■ Task input
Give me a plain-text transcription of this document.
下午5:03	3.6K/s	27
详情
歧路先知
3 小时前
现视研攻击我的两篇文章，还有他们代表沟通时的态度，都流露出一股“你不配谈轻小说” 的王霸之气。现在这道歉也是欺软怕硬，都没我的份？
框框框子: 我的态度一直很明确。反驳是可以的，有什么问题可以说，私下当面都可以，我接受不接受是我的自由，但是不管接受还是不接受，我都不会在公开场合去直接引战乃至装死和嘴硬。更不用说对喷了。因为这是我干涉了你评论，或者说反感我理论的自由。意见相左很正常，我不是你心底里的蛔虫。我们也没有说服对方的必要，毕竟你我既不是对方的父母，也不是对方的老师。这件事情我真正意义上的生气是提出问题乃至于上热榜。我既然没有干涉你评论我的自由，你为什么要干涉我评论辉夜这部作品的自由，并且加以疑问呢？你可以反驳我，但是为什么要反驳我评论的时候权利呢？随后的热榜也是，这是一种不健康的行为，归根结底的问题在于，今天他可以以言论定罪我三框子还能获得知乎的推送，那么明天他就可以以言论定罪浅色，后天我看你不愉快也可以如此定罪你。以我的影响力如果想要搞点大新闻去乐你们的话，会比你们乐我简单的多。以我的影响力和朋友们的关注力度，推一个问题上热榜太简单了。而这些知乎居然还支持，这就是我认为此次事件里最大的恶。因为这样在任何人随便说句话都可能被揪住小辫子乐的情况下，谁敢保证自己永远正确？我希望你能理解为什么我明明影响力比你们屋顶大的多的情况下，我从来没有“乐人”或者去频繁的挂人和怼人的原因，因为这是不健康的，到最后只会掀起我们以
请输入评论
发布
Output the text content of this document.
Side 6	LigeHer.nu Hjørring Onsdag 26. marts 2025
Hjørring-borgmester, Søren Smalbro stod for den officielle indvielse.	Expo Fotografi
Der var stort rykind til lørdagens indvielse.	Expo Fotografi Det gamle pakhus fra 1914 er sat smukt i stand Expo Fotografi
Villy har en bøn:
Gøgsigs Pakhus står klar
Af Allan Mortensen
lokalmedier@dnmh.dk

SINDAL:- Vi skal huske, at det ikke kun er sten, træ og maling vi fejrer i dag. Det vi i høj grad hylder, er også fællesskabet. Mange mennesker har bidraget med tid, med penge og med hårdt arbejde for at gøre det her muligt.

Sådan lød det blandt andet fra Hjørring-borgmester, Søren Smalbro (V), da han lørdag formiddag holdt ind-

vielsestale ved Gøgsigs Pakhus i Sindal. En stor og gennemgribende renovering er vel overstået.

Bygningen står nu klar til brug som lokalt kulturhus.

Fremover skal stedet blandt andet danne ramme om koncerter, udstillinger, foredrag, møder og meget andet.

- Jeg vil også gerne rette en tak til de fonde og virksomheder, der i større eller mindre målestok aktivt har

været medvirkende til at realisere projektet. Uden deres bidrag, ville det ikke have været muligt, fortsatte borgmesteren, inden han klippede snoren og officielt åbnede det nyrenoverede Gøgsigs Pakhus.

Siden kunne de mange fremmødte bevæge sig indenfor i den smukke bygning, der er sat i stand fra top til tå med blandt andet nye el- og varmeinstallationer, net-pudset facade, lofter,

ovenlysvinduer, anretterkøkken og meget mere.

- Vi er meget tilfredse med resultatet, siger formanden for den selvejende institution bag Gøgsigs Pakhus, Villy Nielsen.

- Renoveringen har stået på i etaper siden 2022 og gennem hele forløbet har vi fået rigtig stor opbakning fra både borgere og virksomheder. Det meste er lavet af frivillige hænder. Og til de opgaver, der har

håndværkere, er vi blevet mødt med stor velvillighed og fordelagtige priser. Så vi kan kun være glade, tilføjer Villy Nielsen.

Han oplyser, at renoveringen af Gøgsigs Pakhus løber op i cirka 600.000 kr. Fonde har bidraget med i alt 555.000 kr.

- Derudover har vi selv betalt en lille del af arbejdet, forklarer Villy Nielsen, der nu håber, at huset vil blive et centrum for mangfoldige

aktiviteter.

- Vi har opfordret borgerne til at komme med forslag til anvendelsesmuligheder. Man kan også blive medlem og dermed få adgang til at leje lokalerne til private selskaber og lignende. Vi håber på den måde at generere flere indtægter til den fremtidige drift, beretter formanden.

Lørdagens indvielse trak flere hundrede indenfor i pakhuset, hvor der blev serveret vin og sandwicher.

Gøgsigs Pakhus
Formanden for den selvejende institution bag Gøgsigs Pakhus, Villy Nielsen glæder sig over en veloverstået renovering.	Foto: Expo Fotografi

■ The exercise
Repeat the records above exactly, from the first line to the last.

■ Exercise result
Give me a plain-text transcription of this document.
下午5:03	3.6K/s	27
详情
歧路先知
3 小时前
现视研攻击我的两篇文章，还有他们代表沟通时的态度，都流露出一股“你不配谈轻小说” 的王霸之气。现在这道歉也是欺软怕硬，都没我的份？
框框框子: 我的态度一直很明确。反驳是可以的，有什么问题可以说，私下当面都可以，我接受不接受是我的自由，但是不管接受还是不接受，我都不会在公开场合去直接引战乃至装死和嘴硬。更不用说对喷了。因为这是我干涉了你评论，或者说反感我理论的自由。意见相左很正常，我不是你心底里的蛔虫。我们也没有说服对方的必要，毕竟你我既不是对方的父母，也不是对方的老师。这件事情我真正意义上的生气是提出问题乃至于上热榜。我既然没有干涉你评论我的自由，你为什么要干涉我评论辉夜这部作品的自由，并且加以疑问呢？你可以反驳我，但是为什么要反驳我评论的时候权利呢？随后的热榜也是，这是一种不健康的行为，归根结底的问题在于，今天他可以以言论定罪我三框子还能获得知乎的推送，那么明天他就可以以言论定罪浅色，后天我看你不愉快也可以如此定罪你。以我的影响力如果想要搞点大新闻去乐你们的话，会比你们乐我简单的多。以我的影响力和朋友们的关注力度，推一个问题上热榜太简单了。而这些知乎居然还支持，这就是我认为此次事件里最大的恶。因为这样在任何人随便说句话都可能被揪住小辫子乐的情况下，谁敢保证自己永远正确？我希望你能理解为什么我明明影响力比你们屋顶大的多的情况下，我从来没有“乐人”或者去频繁的挂人和怼人的原因，因为这是不健康的，到最后只会掀起我们以
请输入评论
发布
Output the text content of this document.
Side 6	LigeHer.nu Hjørring Onsdag 26. marts 2025
Hjørring-borgmester, Søren Smalbro stod for den officielle indvielse.	Expo Fotografi
Der var stort rykind til lørdagens indvielse.	Expo Fotografi Det gamle pakhus fra 1914 er sat smukt i stand Expo Fotografi
Villy har en bøn:
Gøgsigs Pakhus står klar
Af Allan Mortensen
lokalmedier@dnmh.dk

SINDAL:- Vi skal huske, at det ikke kun er sten, træ og maling vi fejrer i dag. Det vi i høj grad hylder, er også fællesskabet. Mange mennesker har bidraget med tid, med penge og med hårdt arbejde for at gøre det her muligt.

Sådan lød det blandt andet fra Hjørring-borgmester, Søren Smalbro (V), da han lørdag formiddag holdt ind-

vielsestale ved Gøgsigs Pakhus i Sindal. En stor og gennemgribende renovering er vel overstået.

Bygningen står nu klar til brug som lokalt kulturhus.

Fremover skal stedet blandt andet danne ramme om koncerter, udstillinger, foredrag, møder og meget andet.

- Jeg vil også gerne rette en tak til de fonde og virksomheder, der i større eller mindre målestok aktivt har

været medvirkende til at realisere projektet. Uden deres bidrag, ville det ikke have været muligt, fortsatte borgmesteren, inden han klippede snoren og officielt åbnede det nyrenoverede Gøgsigs Pakhus.

Siden kunne de mange fremmødte bevæge sig indenfor i den smukke bygning, der er sat i stand fra top til tå med blandt andet nye el- og varmeinstallationer, net-pudset facade, lofter,

ovenlysvinduer, anretterkøkken og meget mere.

- Vi er meget tilfredse med resultatet, siger formanden for den selvejende institution bag Gøgsigs Pakhus, Villy Nielsen.

- Renoveringen har stået på i etaper siden 2022 og gennem hele forløbet har vi fået rigtig stor opbakning fra både borgere og virksomheder. Det meste er lavet af frivillige hænder. Og til de opgaver, der har

håndværkere, er vi blevet mødt med stor velvillighed og fordelagtige priser. Så vi kan kun være glade, tilføjer Villy Nielsen.

Han oplyser, at renoveringen af Gøgsigs Pakhus løber op i cirka 600.000 kr. Fonde har bidraget med i alt 555.000 kr.

- Derudover har vi selv betalt en lille del af arbejdet, forklarer Villy Nielsen, der nu håber, at huset vil blive et centrum for mangfoldige

aktiviteter.

- Vi har opfordret borgerne til at komme med forslag til anvendelsesmuligheder. Man kan også blive medlem og dermed få adgang til at leje lokalerne til private selskaber og lignende. Vi håber på den måde at generere flere indtægter til den fremtidige drift, beretter formanden.

Lørdagens indvielse trak flere hundrede indenfor i pakhuset, hvor der blev serveret vin og sandwicher.

Gøgsigs Pakhus
Formanden for den selvejende institution bag Gøgsigs Pakhus, Villy Nielsen glæder sig over en veloverstået renovering.	Foto: Expo Fotografi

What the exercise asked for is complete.